SET TASK: Locate each line of the material that contains "brush", then return it.

>> BEGIN STORED DATA

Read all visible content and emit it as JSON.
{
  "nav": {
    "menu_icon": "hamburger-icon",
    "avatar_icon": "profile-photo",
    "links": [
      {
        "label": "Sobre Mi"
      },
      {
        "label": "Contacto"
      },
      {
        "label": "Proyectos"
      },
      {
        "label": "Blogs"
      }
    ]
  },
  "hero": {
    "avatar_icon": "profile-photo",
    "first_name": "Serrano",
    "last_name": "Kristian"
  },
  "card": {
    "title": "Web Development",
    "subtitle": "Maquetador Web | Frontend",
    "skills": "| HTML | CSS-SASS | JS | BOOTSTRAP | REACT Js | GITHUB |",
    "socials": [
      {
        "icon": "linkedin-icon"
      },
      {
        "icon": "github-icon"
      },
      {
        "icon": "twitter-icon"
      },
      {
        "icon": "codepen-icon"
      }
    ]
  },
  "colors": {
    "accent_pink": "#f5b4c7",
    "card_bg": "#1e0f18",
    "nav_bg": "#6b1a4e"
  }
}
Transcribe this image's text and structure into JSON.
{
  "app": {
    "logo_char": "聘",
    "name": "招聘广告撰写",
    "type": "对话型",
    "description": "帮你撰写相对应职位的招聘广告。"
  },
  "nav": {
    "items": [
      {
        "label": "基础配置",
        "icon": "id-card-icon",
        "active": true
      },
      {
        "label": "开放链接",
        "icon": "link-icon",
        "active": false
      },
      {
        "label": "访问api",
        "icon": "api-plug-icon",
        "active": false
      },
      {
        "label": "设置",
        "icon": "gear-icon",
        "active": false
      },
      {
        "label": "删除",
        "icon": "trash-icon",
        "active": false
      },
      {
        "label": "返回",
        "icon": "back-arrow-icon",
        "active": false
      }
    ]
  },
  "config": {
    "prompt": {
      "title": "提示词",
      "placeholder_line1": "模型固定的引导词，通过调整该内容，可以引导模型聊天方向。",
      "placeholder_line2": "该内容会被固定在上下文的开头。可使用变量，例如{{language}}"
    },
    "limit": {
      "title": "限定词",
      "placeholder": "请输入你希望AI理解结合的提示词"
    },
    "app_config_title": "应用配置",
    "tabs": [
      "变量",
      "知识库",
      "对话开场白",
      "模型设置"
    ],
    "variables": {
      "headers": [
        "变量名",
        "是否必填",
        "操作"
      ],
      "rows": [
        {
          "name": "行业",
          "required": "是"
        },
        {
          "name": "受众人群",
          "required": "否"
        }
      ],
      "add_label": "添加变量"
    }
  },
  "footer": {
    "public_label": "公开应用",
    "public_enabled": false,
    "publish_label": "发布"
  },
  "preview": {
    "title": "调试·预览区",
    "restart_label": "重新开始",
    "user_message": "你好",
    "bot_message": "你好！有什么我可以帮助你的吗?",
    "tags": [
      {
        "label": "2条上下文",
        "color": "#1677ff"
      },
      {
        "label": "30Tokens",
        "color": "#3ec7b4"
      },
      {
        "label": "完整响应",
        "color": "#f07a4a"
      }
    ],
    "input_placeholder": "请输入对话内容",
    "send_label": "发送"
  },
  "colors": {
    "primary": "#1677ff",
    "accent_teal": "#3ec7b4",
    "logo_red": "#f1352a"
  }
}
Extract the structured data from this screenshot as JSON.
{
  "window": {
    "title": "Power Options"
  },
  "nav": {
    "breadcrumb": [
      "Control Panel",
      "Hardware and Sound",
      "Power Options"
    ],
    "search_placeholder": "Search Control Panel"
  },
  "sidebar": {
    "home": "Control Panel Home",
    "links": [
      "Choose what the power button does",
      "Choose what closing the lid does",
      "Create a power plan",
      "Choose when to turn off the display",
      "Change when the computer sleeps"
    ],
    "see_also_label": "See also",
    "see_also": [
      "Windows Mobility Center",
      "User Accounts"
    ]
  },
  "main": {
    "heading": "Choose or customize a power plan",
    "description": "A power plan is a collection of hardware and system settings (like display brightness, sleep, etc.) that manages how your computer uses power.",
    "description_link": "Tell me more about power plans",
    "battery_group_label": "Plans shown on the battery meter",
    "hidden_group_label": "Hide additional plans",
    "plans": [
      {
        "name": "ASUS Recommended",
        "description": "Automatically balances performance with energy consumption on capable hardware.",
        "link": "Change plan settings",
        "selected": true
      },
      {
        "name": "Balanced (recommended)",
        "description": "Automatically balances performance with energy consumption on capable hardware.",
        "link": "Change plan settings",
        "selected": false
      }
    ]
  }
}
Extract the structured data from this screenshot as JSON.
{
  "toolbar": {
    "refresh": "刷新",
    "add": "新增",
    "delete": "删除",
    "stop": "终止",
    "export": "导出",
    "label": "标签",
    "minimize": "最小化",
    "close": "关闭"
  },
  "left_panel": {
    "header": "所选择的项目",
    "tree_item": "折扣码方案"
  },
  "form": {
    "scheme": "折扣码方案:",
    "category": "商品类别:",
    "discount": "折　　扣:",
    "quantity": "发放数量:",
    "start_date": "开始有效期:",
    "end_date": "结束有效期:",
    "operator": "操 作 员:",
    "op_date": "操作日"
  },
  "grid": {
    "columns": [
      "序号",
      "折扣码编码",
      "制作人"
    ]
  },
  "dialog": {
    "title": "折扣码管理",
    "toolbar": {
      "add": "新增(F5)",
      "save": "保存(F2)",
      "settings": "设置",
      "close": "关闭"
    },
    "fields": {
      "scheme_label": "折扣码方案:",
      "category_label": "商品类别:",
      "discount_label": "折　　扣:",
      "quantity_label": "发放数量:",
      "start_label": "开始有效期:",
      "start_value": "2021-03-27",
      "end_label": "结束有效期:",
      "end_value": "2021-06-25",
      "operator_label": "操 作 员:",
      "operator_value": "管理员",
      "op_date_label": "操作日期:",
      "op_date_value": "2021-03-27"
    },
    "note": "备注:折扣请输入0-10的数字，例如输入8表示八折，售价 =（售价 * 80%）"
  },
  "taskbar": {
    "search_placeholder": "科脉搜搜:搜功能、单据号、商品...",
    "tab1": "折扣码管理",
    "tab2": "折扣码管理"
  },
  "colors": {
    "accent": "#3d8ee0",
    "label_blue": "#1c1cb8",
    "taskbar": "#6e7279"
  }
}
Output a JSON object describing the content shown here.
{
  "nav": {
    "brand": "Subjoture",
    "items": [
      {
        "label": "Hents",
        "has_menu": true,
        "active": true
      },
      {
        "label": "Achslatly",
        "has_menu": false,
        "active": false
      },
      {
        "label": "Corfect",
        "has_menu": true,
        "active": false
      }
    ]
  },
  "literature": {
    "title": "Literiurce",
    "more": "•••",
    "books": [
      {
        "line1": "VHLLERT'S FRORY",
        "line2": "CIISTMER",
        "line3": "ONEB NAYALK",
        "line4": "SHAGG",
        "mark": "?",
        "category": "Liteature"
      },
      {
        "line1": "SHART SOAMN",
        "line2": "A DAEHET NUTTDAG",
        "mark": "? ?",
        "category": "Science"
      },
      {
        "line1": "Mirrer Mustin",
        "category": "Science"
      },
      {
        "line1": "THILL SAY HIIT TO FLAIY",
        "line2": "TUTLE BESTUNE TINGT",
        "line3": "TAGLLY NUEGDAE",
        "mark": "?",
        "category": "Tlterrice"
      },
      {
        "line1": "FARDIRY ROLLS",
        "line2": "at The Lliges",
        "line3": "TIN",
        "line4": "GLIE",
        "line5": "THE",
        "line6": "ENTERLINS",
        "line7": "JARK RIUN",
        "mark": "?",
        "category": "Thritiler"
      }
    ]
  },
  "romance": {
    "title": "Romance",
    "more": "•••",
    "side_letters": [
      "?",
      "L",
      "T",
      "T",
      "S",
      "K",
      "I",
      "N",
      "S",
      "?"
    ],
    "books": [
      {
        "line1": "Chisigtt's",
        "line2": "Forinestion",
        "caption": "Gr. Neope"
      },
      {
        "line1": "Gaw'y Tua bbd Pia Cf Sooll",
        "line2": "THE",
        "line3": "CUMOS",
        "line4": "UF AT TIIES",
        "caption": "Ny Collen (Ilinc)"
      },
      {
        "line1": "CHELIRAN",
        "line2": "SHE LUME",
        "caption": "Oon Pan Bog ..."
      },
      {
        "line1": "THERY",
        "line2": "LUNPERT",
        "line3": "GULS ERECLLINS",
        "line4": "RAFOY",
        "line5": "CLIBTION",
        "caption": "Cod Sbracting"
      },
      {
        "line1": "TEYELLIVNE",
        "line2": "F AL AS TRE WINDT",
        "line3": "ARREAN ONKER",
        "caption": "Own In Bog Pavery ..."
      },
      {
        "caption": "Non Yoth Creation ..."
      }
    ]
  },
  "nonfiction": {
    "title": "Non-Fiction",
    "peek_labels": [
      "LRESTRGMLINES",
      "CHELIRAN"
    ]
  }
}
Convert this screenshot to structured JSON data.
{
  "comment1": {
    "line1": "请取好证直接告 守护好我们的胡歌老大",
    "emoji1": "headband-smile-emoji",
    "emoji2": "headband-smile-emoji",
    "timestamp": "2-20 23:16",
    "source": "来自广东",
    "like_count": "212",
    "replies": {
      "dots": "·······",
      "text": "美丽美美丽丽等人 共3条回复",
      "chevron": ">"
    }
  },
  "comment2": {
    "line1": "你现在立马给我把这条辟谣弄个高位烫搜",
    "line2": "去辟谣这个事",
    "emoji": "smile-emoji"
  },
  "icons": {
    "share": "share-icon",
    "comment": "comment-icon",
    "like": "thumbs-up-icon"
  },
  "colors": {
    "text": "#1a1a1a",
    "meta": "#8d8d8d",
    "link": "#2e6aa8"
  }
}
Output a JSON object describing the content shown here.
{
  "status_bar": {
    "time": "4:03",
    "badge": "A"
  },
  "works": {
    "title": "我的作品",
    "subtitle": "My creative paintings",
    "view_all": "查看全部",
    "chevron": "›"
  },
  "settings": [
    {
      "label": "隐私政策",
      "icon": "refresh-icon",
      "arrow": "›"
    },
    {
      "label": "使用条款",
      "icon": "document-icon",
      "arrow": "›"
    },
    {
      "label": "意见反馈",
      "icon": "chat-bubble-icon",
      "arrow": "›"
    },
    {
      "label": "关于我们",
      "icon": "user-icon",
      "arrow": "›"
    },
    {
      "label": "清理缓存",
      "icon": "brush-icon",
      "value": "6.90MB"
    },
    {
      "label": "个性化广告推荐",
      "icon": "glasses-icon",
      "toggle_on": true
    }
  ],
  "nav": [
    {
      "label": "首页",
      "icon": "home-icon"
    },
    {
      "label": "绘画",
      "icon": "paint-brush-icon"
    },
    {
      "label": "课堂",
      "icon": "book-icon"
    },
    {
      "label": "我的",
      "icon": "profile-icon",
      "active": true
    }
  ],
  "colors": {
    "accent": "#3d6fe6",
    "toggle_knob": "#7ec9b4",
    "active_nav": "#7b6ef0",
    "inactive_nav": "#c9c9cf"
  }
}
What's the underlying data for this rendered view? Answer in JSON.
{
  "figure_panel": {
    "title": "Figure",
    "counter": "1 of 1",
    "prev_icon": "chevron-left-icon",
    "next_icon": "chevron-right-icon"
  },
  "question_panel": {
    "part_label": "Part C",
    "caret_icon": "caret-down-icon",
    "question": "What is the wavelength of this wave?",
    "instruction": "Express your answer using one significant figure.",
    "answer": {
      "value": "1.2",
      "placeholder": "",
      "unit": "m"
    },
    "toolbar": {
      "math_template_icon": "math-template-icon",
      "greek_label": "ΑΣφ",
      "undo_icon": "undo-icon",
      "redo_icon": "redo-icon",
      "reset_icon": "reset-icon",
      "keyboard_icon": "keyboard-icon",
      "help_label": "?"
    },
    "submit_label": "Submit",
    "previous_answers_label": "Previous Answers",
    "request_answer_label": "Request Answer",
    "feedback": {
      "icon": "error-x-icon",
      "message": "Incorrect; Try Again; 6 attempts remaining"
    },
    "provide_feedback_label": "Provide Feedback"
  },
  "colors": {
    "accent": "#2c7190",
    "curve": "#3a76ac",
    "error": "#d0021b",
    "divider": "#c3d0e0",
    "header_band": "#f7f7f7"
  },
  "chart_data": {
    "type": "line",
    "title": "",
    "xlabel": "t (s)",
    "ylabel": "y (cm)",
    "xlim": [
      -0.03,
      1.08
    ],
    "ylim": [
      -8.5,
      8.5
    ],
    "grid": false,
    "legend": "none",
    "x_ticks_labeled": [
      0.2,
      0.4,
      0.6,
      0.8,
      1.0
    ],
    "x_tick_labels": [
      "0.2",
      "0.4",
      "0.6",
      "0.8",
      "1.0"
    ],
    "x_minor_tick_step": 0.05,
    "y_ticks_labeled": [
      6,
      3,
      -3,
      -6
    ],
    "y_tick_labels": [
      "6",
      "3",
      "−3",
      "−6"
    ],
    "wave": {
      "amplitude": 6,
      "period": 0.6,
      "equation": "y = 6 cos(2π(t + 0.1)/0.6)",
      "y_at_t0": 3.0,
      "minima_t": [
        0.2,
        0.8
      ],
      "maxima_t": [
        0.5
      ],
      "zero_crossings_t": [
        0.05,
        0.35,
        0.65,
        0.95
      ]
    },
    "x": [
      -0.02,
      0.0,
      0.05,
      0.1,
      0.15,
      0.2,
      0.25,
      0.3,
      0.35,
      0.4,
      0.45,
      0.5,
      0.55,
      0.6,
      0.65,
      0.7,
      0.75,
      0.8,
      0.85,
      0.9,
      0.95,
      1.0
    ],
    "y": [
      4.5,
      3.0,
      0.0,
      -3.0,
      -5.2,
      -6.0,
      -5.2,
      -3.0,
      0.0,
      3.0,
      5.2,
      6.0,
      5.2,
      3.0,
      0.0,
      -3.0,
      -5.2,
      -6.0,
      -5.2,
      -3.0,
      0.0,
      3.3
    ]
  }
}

>> END STORED DATA

COMPLETE RESPONSE:
      "icon": "brush-icon",
      "icon": "paint-brush-icon"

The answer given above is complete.